Collection entries:
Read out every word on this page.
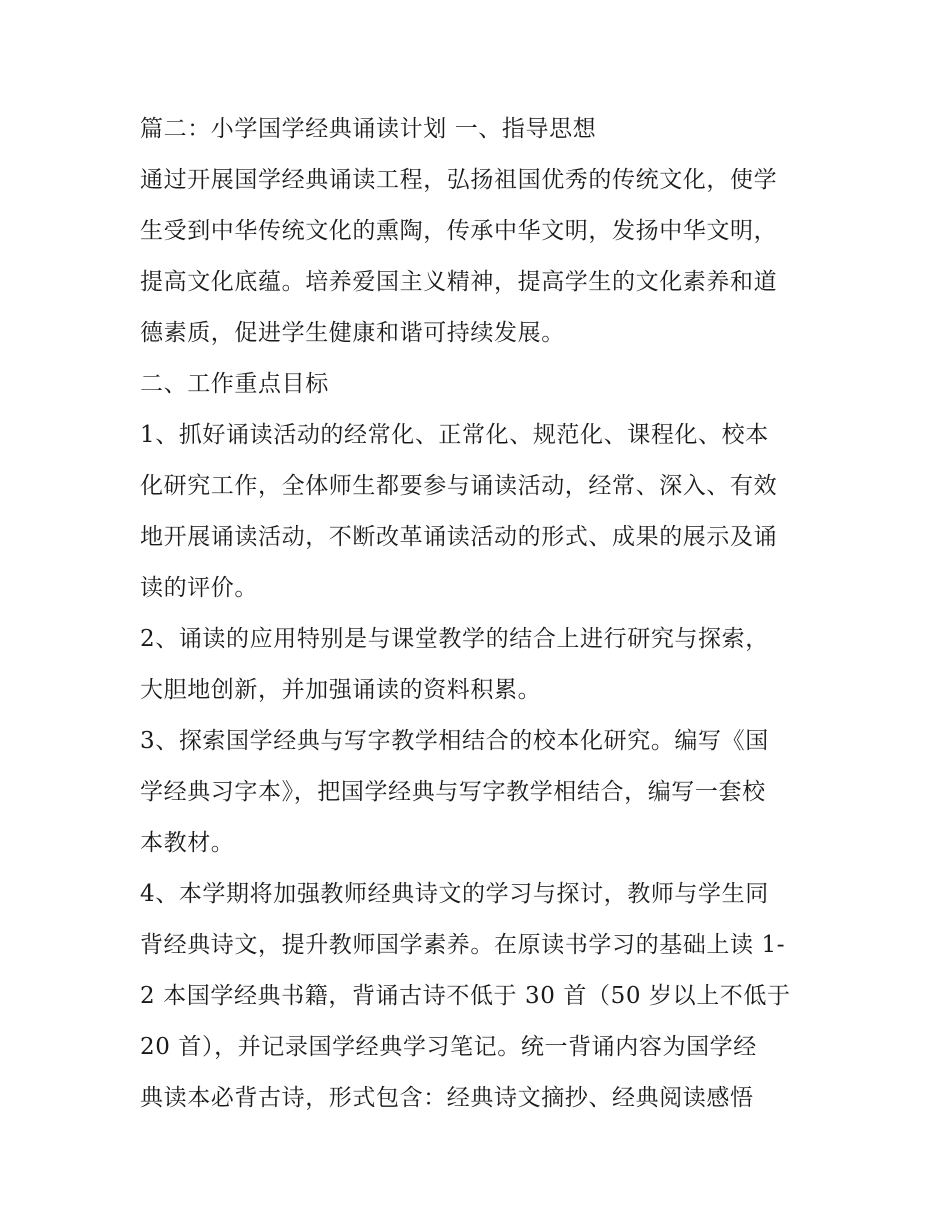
篇二：小学国学经典诵读计划 一、指导思想

通过开展国学经典诵读工程，弘扬祖国优秀的传统文化，使学

生受到中华传统文化的熏陶，传承中华文明，发扬中华文明，

提高文化底蕴。培养爱国主义精神，提高学生的文化素养和道

德素质，促进学生健康和谐可持续发展。

二、工作重点目标

1、抓好诵读活动的经常化、正常化、规范化、课程化、校本

化研究工作，全体师生都要参与诵读活动，经常、深入、有效

地开展诵读活动，不断改革诵读活动的形式、成果的展示及诵

读的评价。

2、诵读的应用特别是与课堂教学的结合上进行研究与探索，

大胆地创新，并加强诵读的资料积累。

3、探索国学经典与写字教学相结合的校本化研究。编写《国

学经典习字本》，把国学经典与写字教学相结合，编写一套校

本教材。

4、本学期将加强教师经典诗文的学习与探讨，教师与学生同

背经典诗文，提升教师国学素养。在原读书学习的基础上读 1-

2 本国学经典书籍，背诵古诗不低于 30 首（50 岁以上不低于

20 首），并记录国学经典学习笔记。统一背诵内容为国学经

典读本必背古诗，形式包含：经典诗文摘抄、经典阅读感悟
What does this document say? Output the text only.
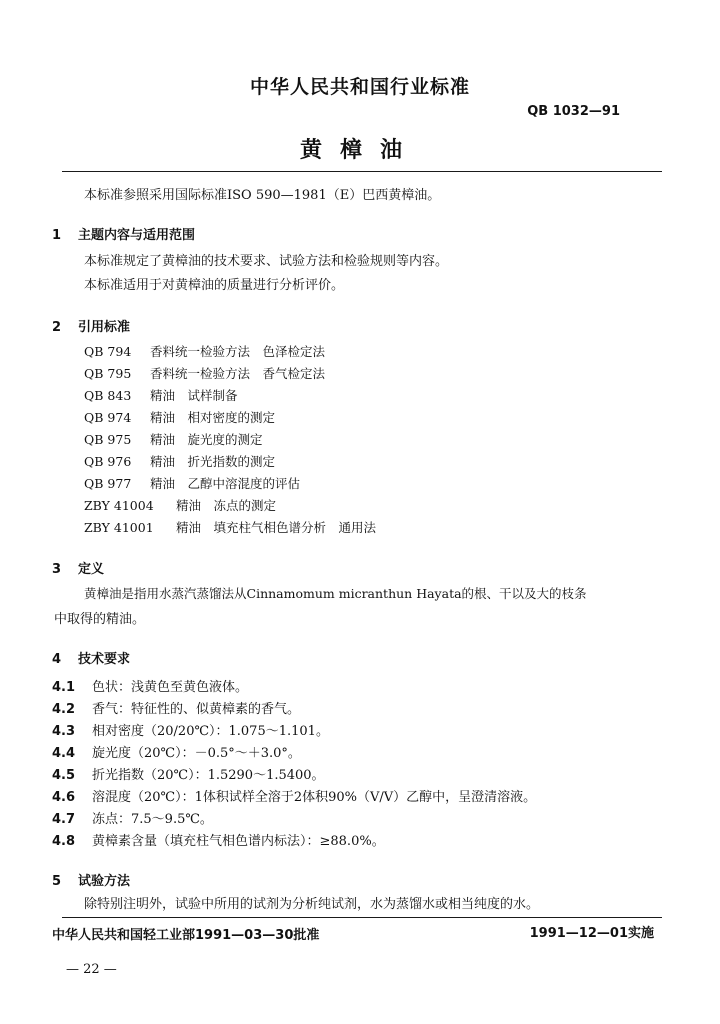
中华人民共和国行业标准
QB 1032—91
黄樟油
本标准参照采用国际标准ISO 590—1981（E）巴西黄樟油。
1 主题内容与适用范围
本标准规定了黄樟油的技术要求、试验方法和检验规则等内容。
本标准适用于对黄樟油的质量进行分析评价。
2 引用标准
QB 794 香料统一检验方法　色泽检定法
QB 795 香料统一检验方法　香气检定法
QB 843 精油　试样制备
QB 974 精油　相对密度的测定
QB 975 精油　旋光度的测定
QB 976 精油　折光指数的测定
QB 977 精油　乙醇中溶混度的评估
ZBY 41004 精油　冻点的测定
ZBY 41001 精油　填充柱气相色谱分析　通用法
3 定义
黄樟油是指用水蒸汽蒸馏法从Cinnamomum micranthun Hayata的根、干以及大的枝条
中取得的精油。
4 技术要求
4.1 色状：浅黄色至黄色液体。
4.2 香气：特征性的、似黄樟素的香气。
4.3 相对密度（20/20℃）：1.075～1.101。
4.4 旋光度（20℃）：－0.5°～＋3.0°。
4.5 折光指数（20℃）：1.5290～1.5400。
4.6 溶混度（20℃）：1体积试样全溶于2体积90%（V/V）乙醇中，呈澄清溶液。
4.7 冻点：7.5～9.5℃。
4.8 黄樟素含量（填充柱气相色谱内标法）：≥88.0%。
5 试验方法
除特别注明外，试验中所用的试剂为分析纯试剂，水为蒸馏水或相当纯度的水。
中华人民共和国轻工业部1991—03—30批准	1991—12—01实施
— 22 —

_SHORT PROBLEM_:
Pick out each line in the material containing "this".

_TASK RESPONSE_:
Read out every word on this page.
What does this document say? Output the text only.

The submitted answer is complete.